→ **Items from a dataset**
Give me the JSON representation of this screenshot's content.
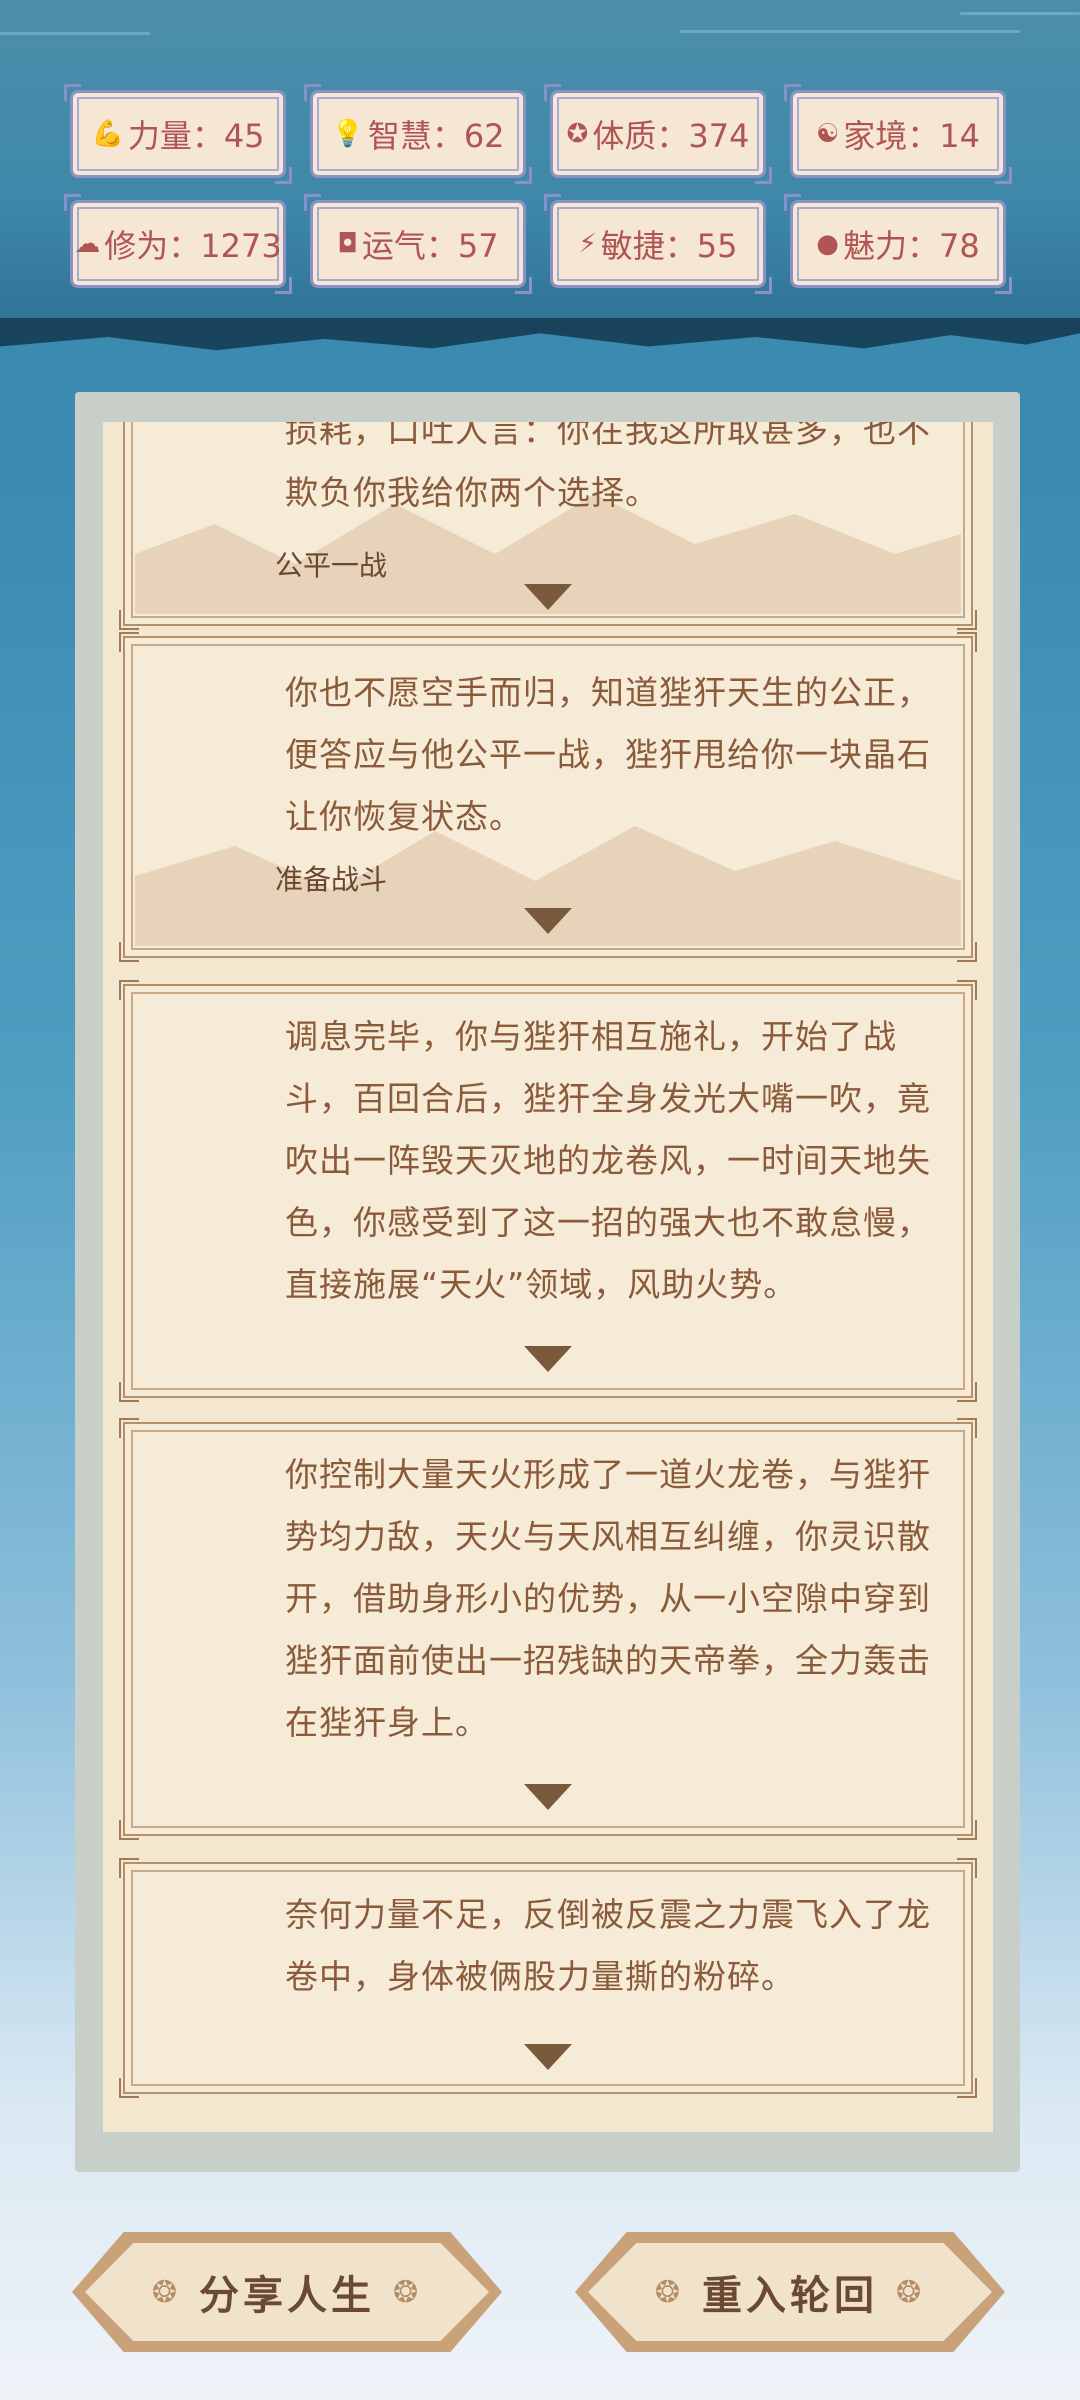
{
  "stats": [
    {
      "icon": "strength-icon",
      "glyph": "💪",
      "label": "力量：45"
    },
    {
      "icon": "wisdom-icon",
      "glyph": "💡",
      "label": "智慧：62"
    },
    {
      "icon": "constitution-icon",
      "glyph": "✪",
      "label": "体质：374"
    },
    {
      "icon": "family-icon",
      "glyph": "☯",
      "label": "家境：14"
    },
    {
      "icon": "cultivation-icon",
      "glyph": "☁",
      "label": "修为：1273"
    },
    {
      "icon": "luck-icon",
      "glyph": "◘",
      "label": "运气：57"
    },
    {
      "icon": "agility-icon",
      "glyph": "⚡",
      "label": "敏捷：55"
    },
    {
      "icon": "charm-icon",
      "glyph": "●",
      "label": "魅力：78"
    }
  ],
  "story": [
    {
      "text": "损耗，口吐人言：你在我这所取甚多，也不欺负你我给你两个选择。",
      "choice": "公平一战"
    },
    {
      "text": "你也不愿空手而归，知道狴犴天生的公正，便答应与他公平一战，狴犴甩给你一块晶石让你恢复状态。",
      "choice": "准备战斗"
    },
    {
      "text": "调息完毕，你与狴犴相互施礼，开始了战斗，百回合后，狴犴全身发光大嘴一吹，竟吹出一阵毁天灭地的龙卷风，一时间天地失色，你感受到了这一招的强大也不敢怠慢，直接施展“天火”领域，风助火势。",
      "choice": ""
    },
    {
      "text": "你控制大量天火形成了一道火龙卷，与狴犴势均力敌，天火与天风相互纠缠，你灵识散开，借助身形小的优势，从一小空隙中穿到狴犴面前使出一招残缺的天帝拳，全力轰击在狴犴身上。",
      "choice": ""
    },
    {
      "text": "奈何力量不足，反倒被反震之力震飞入了龙卷中，身体被俩股力量撕的粉碎。",
      "choice": ""
    }
  ],
  "buttons": {
    "share": "分享人生",
    "reincarnate": "重入轮回"
  },
  "colors": {
    "stat_text": "#b05454",
    "story_text": "#8a5a3a",
    "paper": "#f6ebd6"
  }
}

→ **What needs to be done**
Retype each entry precisely. Skip images entirely.

→ **Output**
Give me the JSON representation of this screenshot's content.
{
  "stats": [
    {
      "icon": "strength-icon",
      "glyph": "💪",
      "label": "力量：45"
    },
    {
      "icon": "wisdom-icon",
      "glyph": "💡",
      "label": "智慧：62"
    },
    {
      "icon": "constitution-icon",
      "glyph": "✪",
      "label": "体质：374"
    },
    {
      "icon": "family-icon",
      "glyph": "☯",
      "label": "家境：14"
    },
    {
      "icon": "cultivation-icon",
      "glyph": "☁",
      "label": "修为：1273"
    },
    {
      "icon": "luck-icon",
      "glyph": "◘",
      "label": "运气：57"
    },
    {
      "icon": "agility-icon",
      "glyph": "⚡",
      "label": "敏捷：55"
    },
    {
      "icon": "charm-icon",
      "glyph": "●",
      "label": "魅力：78"
    }
  ],
  "story": [
    {
      "text": "损耗，口吐人言：你在我这所取甚多，也不欺负你我给你两个选择。",
      "choice": "公平一战"
    },
    {
      "text": "你也不愿空手而归，知道狴犴天生的公正，便答应与他公平一战，狴犴甩给你一块晶石让你恢复状态。",
      "choice": "准备战斗"
    },
    {
      "text": "调息完毕，你与狴犴相互施礼，开始了战斗，百回合后，狴犴全身发光大嘴一吹，竟吹出一阵毁天灭地的龙卷风，一时间天地失色，你感受到了这一招的强大也不敢怠慢，直接施展“天火”领域，风助火势。",
      "choice": ""
    },
    {
      "text": "你控制大量天火形成了一道火龙卷，与狴犴势均力敌，天火与天风相互纠缠，你灵识散开，借助身形小的优势，从一小空隙中穿到狴犴面前使出一招残缺的天帝拳，全力轰击在狴犴身上。",
      "choice": ""
    },
    {
      "text": "奈何力量不足，反倒被反震之力震飞入了龙卷中，身体被俩股力量撕的粉碎。",
      "choice": ""
    }
  ],
  "buttons": {
    "share": "分享人生",
    "reincarnate": "重入轮回"
  },
  "colors": {
    "stat_text": "#b05454",
    "story_text": "#8a5a3a",
    "paper": "#f6ebd6"
  }
}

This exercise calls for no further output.